▶ [Task requirements]: In the rows below, return the lines unchanged from the one containing "336, 214, 345]" through the one containing "417, 487, 453]", including both of those lines.

* * * * * * *

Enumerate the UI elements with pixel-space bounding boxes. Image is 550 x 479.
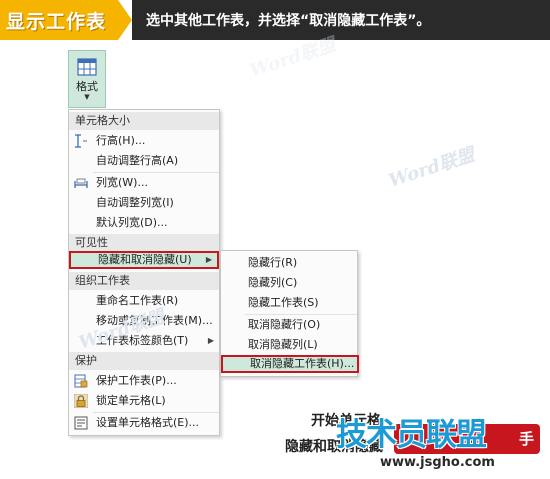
submenu-arrow-icon: ▶	[207, 336, 214, 345]
banner-tag-text: 显示工作表	[6, 10, 107, 33]
site-url: www.jsgho.com	[380, 455, 495, 470]
menu-item-lock-cell[interactable]: 锁定单元格(L)	[69, 392, 219, 410]
menu-item-row-height[interactable]: 行高(H)...	[69, 132, 219, 150]
submenu-item-label: 取消隐藏行(O)	[248, 318, 321, 331]
banner-tag: 显示工作表	[0, 0, 118, 40]
menu-item-protect-sheet[interactable]: 保护工作表(P)...	[69, 372, 219, 390]
menu-item-label: 重命名工作表(R)	[96, 294, 179, 307]
menu-item-label: 列宽(W)...	[96, 176, 148, 189]
protect-sheet-icon	[74, 374, 88, 388]
submenu-item-hide-rows[interactable]: 隐藏行(R)	[221, 254, 357, 272]
hide-unhide-submenu: 隐藏行(R) 隐藏列(C) 隐藏工作表(S) 取消隐藏行(O) 取消隐藏列(L)…	[220, 250, 359, 377]
menu-item-label: 隐藏和取消隐藏(U)	[98, 253, 192, 266]
menu-item-hide-unhide[interactable]: 隐藏和取消隐藏(U) ▶	[69, 251, 219, 269]
submenu-item-unhide-sheet[interactable]: 取消隐藏工作表(H)...	[221, 355, 359, 373]
lock-icon	[74, 394, 88, 408]
section-header-protection: 保护	[69, 352, 219, 370]
menu-item-label: 自动调整行高(A)	[96, 154, 179, 167]
section-header-organize-sheets: 组织工作表	[69, 272, 219, 290]
menu-item-label: 锁定单元格(L)	[96, 394, 166, 407]
submenu-item-label: 隐藏工作表(S)	[248, 296, 319, 309]
title-banner: 显示工作表 选中其他工作表，并选择“取消隐藏工作表”。	[0, 0, 550, 40]
section-header-visibility: 可见性	[69, 234, 219, 252]
submenu-item-unhide-columns[interactable]: 取消隐藏列(L)	[221, 336, 357, 354]
menu-item-autofit-column[interactable]: 自动调整列宽(I)	[69, 194, 219, 212]
menu-item-autofit-row[interactable]: 自动调整行高(A)	[69, 152, 219, 170]
watermark: Word联盟	[386, 144, 478, 192]
banner-instruction-text: 选中其他工作表，并选择“取消隐藏工作表”。	[146, 13, 431, 29]
chevron-down-icon: ▼	[84, 93, 90, 101]
submenu-item-label: 取消隐藏列(L)	[248, 338, 318, 351]
site-logo-tagline: 手	[518, 430, 534, 448]
menu-item-default-width[interactable]: 默认列宽(D)...	[69, 214, 219, 232]
submenu-arrow-icon: ▶	[205, 255, 212, 264]
menu-item-label: 保护工作表(P)...	[96, 374, 177, 387]
column-width-icon	[74, 178, 88, 188]
section-header-cell-size: 单元格大小	[69, 112, 219, 130]
submenu-item-hide-columns[interactable]: 隐藏列(C)	[221, 274, 357, 292]
menu-item-label: 设置单元格格式(E)...	[96, 416, 200, 429]
menu-divider	[93, 412, 219, 413]
submenu-item-label: 隐藏行(R)	[248, 256, 298, 269]
banner-arrow	[118, 0, 132, 40]
row-height-icon	[75, 134, 87, 148]
site-logo: 技术员联盟	[336, 417, 487, 453]
submenu-item-label: 隐藏列(C)	[248, 276, 298, 289]
banner-instruction: 选中其他工作表，并选择“取消隐藏工作表”。	[132, 0, 550, 40]
menu-item-format-cells[interactable]: 设置单元格格式(E)...	[69, 414, 219, 432]
menu-item-label: 自动调整列宽(I)	[96, 196, 174, 209]
format-button[interactable]: 格式 ▼	[68, 50, 106, 108]
menu-item-column-width[interactable]: 列宽(W)...	[69, 174, 219, 192]
menu-divider	[93, 172, 219, 173]
format-cells-dialog-icon	[74, 416, 88, 430]
format-button-label: 格式	[76, 80, 98, 93]
submenu-item-label: 取消隐藏工作表(H)...	[250, 357, 355, 370]
menu-divider	[245, 314, 357, 315]
submenu-item-hide-sheet[interactable]: 隐藏工作表(S)	[221, 294, 357, 312]
menu-item-label: 默认列宽(D)...	[96, 216, 168, 229]
menu-item-label: 行高(H)...	[96, 134, 146, 147]
format-dropdown-menu: 单元格大小 行高(H)... 自动调整行高(A) 列宽(W)... 自动调整列宽…	[68, 109, 220, 436]
format-cells-icon	[77, 58, 97, 76]
submenu-item-unhide-rows[interactable]: 取消隐藏行(O)	[221, 316, 357, 334]
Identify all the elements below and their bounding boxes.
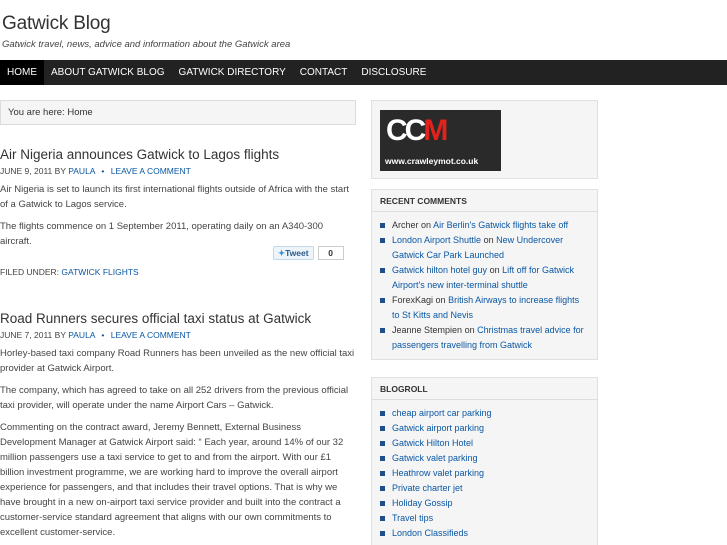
ad-url: www.crawleymot.co.uk xyxy=(385,156,479,166)
blogroll-link[interactable]: Heathrow valet parking xyxy=(392,468,484,478)
blogroll-list: cheap airport car parking Gatwick airpor… xyxy=(372,406,597,545)
post-paragraph: The company, which has agreed to take on… xyxy=(0,385,349,411)
breadcrumb: You are here: Home xyxy=(0,100,356,125)
post-byline: JUNE 7, 2011 BY PAULA • LEAVE A COMMENT xyxy=(0,330,356,340)
main-navigation: HOME ABOUT GATWICK BLOG GATWICK DIRECTOR… xyxy=(0,60,727,85)
site-title[interactable]: Gatwick Blog xyxy=(2,13,111,35)
post-air-nigeria: Air Nigeria announces Gatwick to Lagos f… xyxy=(0,147,356,256)
list-item: Archer on Air Berlin's Gatwick flights t… xyxy=(380,218,589,233)
comment-post-link[interactable]: Air Berlin's Gatwick flights take off xyxy=(433,220,568,230)
recent-comments-list: Archer on Air Berlin's Gatwick flights t… xyxy=(372,218,597,359)
list-item: Heathrow valet parking xyxy=(380,466,589,481)
post-date: JUNE 7, 2011 BY xyxy=(0,330,66,340)
nav-item-disclosure[interactable]: DISCLOSURE xyxy=(354,60,433,85)
ad-logo: CCM xyxy=(386,114,448,147)
separator-dot: • xyxy=(101,330,105,340)
post-paragraph: Commenting on the contract award, Jeremy… xyxy=(0,422,344,538)
post-byline: JUNE 9, 2011 BY PAULA • LEAVE A COMMENT xyxy=(0,166,356,176)
crawleymot-ad-banner[interactable]: CCM www.crawleymot.co.uk xyxy=(380,110,501,171)
post-date: JUNE 9, 2011 BY xyxy=(0,166,66,176)
list-item: Holiday Gossip xyxy=(380,496,589,511)
blogroll-link[interactable]: Gatwick Hilton Hotel xyxy=(392,438,473,448)
filed-under: FILED UNDER: GATWICK FLIGHTS xyxy=(0,267,356,277)
list-item: ForexKagi on British Airways to increase… xyxy=(380,293,589,323)
blogroll-link[interactable]: Gatwick airport parking xyxy=(392,423,484,433)
nav-item-contact[interactable]: CONTACT xyxy=(293,60,355,85)
ad-widget: CCM www.crawleymot.co.uk xyxy=(371,100,598,179)
post-paragraph: Horley-based taxi company Road Runners h… xyxy=(0,348,355,374)
post-paragraph: Air Nigeria is set to launch its first i… xyxy=(0,184,350,210)
list-item: Jeanne Stempien on Christmas travel advi… xyxy=(380,323,589,353)
list-item: Gatwick valet parking xyxy=(380,451,589,466)
widget-title: RECENT COMMENTS xyxy=(372,190,597,212)
site-header: Gatwick Blog Gatwick travel, news, advic… xyxy=(0,0,727,60)
leave-comment-link[interactable]: LEAVE A COMMENT xyxy=(111,166,191,176)
blogroll-link[interactable]: Travel tips xyxy=(392,513,433,523)
list-item: Travel tips xyxy=(380,511,589,526)
blogroll-link[interactable]: Holiday Gossip xyxy=(392,498,453,508)
widget-title: BLOGROLL xyxy=(372,378,597,400)
nav-item-directory[interactable]: GATWICK DIRECTORY xyxy=(172,60,293,85)
tweet-button[interactable]: ✦Tweet xyxy=(273,246,314,260)
filed-under-label: FILED UNDER: xyxy=(0,267,60,277)
comment-author-link[interactable]: London Airport Shuttle xyxy=(392,235,481,245)
separator-dot: • xyxy=(101,166,105,176)
post-title[interactable]: Air Nigeria announces Gatwick to Lagos f… xyxy=(0,147,356,162)
blogroll-link[interactable]: Private charter jet xyxy=(392,483,463,493)
blogroll-link[interactable]: Gatwick valet parking xyxy=(392,453,478,463)
post-author-link[interactable]: PAULA xyxy=(68,330,95,340)
blogroll-widget: BLOGROLL cheap airport car parking Gatwi… xyxy=(371,377,598,545)
post-road-runners: Road Runners secures official taxi statu… xyxy=(0,311,356,545)
list-item: cheap airport car parking xyxy=(380,406,589,421)
list-item: Gatwick hilton hotel guy on Lift off for… xyxy=(380,263,589,293)
tweet-label: Tweet xyxy=(285,248,309,258)
tweet-widget: ✦Tweet 0 xyxy=(273,246,344,260)
list-item: London Classifieds xyxy=(380,526,589,541)
blogroll-link[interactable]: London Classifieds xyxy=(392,528,468,538)
nav-item-home[interactable]: HOME xyxy=(0,60,44,85)
post-title[interactable]: Road Runners secures official taxi statu… xyxy=(0,311,356,326)
list-item: Gatwick airport parking xyxy=(380,421,589,436)
post-author-link[interactable]: PAULA xyxy=(68,166,95,176)
site-description: Gatwick travel, news, advice and informa… xyxy=(2,39,291,50)
tweet-count: 0 xyxy=(317,246,344,260)
nav-item-about[interactable]: ABOUT GATWICK BLOG xyxy=(44,60,172,85)
blogroll-link[interactable]: cheap airport car parking xyxy=(392,408,492,418)
recent-comments-widget: RECENT COMMENTS Archer on Air Berlin's G… xyxy=(371,189,598,360)
list-item: London Airport Shuttle on New Undercover… xyxy=(380,233,589,263)
list-item: Private charter jet xyxy=(380,481,589,496)
post-paragraph: The flights commence on 1 September 2011… xyxy=(0,221,324,247)
leave-comment-link[interactable]: LEAVE A COMMENT xyxy=(111,330,191,340)
list-item: Gatwick Hilton Hotel xyxy=(380,436,589,451)
category-link[interactable]: GATWICK FLIGHTS xyxy=(61,267,138,277)
comment-author-link[interactable]: Gatwick hilton hotel guy xyxy=(392,265,487,275)
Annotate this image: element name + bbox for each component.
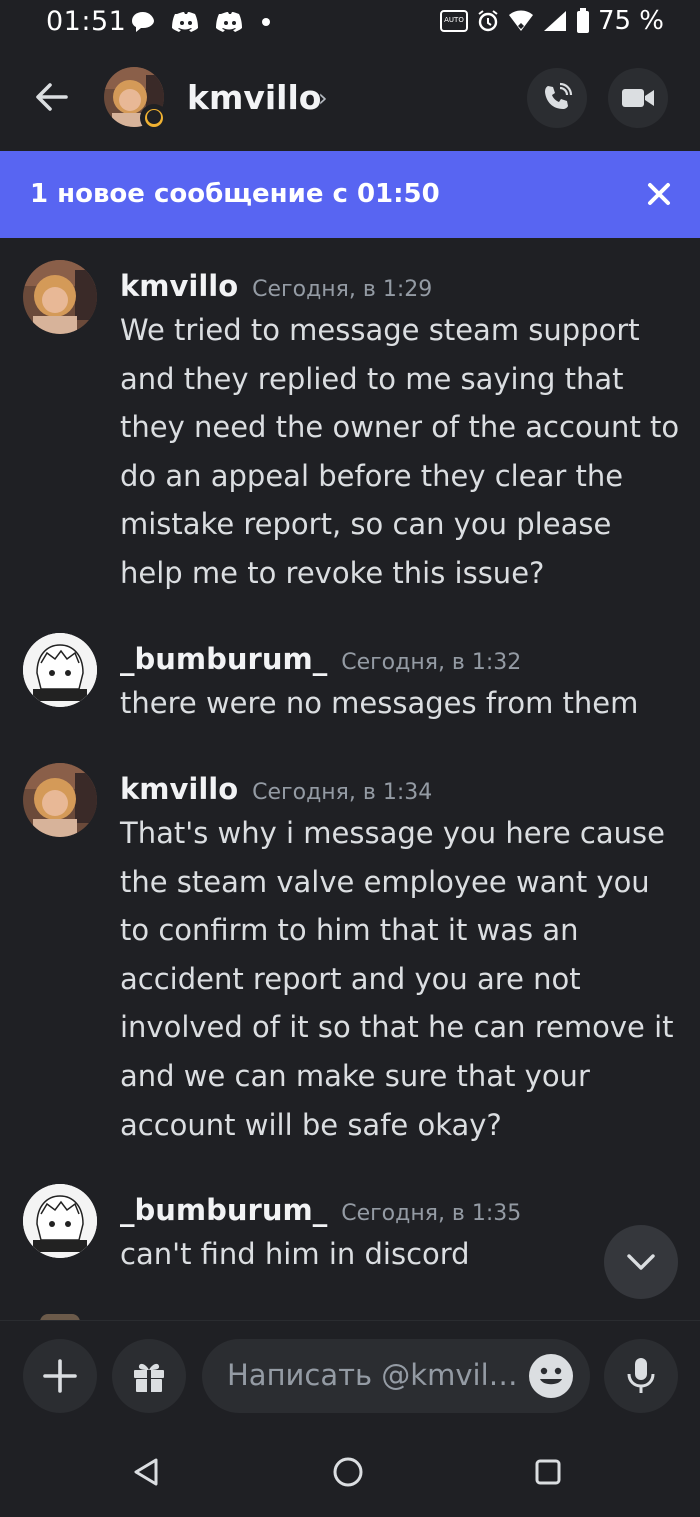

* * * * * * *

▶ [Expected answer]:
submenu-arrow-icon: ▶	[207, 336, 214, 345]
banner-tag-text: 显示工作表	[6, 10, 107, 33]
site-url: www.jsgho.com	[380, 455, 495, 470]
menu-item-lock-cell[interactable]: 锁定单元格(L)	[69, 392, 219, 410]
menu-item-row-height[interactable]: 行高(H)...	[69, 132, 219, 150]
submenu-item-label: 取消隐藏行(O)	[248, 318, 321, 331]
banner-tag: 显示工作表	[0, 0, 118, 40]
menu-item-protect-sheet[interactable]: 保护工作表(P)...	[69, 372, 219, 390]
menu-item-label: 重命名工作表(R)	[96, 294, 179, 307]
menu-item-label: 列宽(W)...	[96, 176, 148, 189]
protect-sheet-icon	[74, 374, 88, 388]
submenu-item-hide-rows[interactable]: 隐藏行(R)	[221, 254, 357, 272]
hide-unhide-submenu: 隐藏行(R) 隐藏列(C) 隐藏工作表(S) 取消隐藏行(O) 取消隐藏列(L)…	[220, 250, 359, 377]
menu-item-label: 隐藏和取消隐藏(U)	[98, 253, 192, 266]
menu-item-hide-unhide[interactable]: 隐藏和取消隐藏(U) ▶	[69, 251, 219, 269]
submenu-item-unhide-sheet[interactable]: 取消隐藏工作表(H)...	[221, 355, 359, 373]
lock-icon	[74, 394, 88, 408]
section-header-protection: 保护	[69, 352, 219, 370]
menu-item-label: 自动调整行高(A)	[96, 154, 179, 167]
section-header-organize-sheets: 组织工作表	[69, 272, 219, 290]
menu-item-label: 锁定单元格(L)	[96, 394, 166, 407]
submenu-item-label: 隐藏工作表(S)	[248, 296, 319, 309]
title-banner: 显示工作表 选中其他工作表，并选择“取消隐藏工作表”。	[0, 0, 550, 40]
section-header-visibility: 可见性	[69, 234, 219, 252]
submenu-item-unhide-columns[interactable]: 取消隐藏列(L)	[221, 336, 357, 354]
menu-item-autofit-column[interactable]: 自动调整列宽(I)	[69, 194, 219, 212]
menu-item-autofit-row[interactable]: 自动调整行高(A)	[69, 152, 219, 170]
watermark: Word联盟	[386, 144, 478, 192]
banner-instruction-text: 选中其他工作表，并选择“取消隐藏工作表”。	[146, 13, 431, 29]
chevron-down-icon: ▼	[84, 93, 90, 101]
submenu-item-label: 取消隐藏列(L)	[248, 338, 318, 351]
site-logo-tagline: 手	[518, 430, 534, 448]
menu-item-default-width[interactable]: 默认列宽(D)...	[69, 214, 219, 232]
submenu-arrow-icon: ▶	[205, 255, 212, 264]
menu-item-label: 保护工作表(P)...	[96, 374, 177, 387]
column-width-icon	[74, 178, 88, 188]
section-header-cell-size: 单元格大小	[69, 112, 219, 130]
submenu-item-hide-columns[interactable]: 隐藏列(C)	[221, 274, 357, 292]
menu-item-label: 设置单元格格式(E)...	[96, 416, 200, 429]
menu-divider	[93, 412, 219, 413]
submenu-item-label: 隐藏行(R)	[248, 256, 298, 269]
banner-arrow	[118, 0, 132, 40]
row-height-icon	[75, 134, 87, 148]
site-logo: 技术员联盟	[336, 417, 487, 453]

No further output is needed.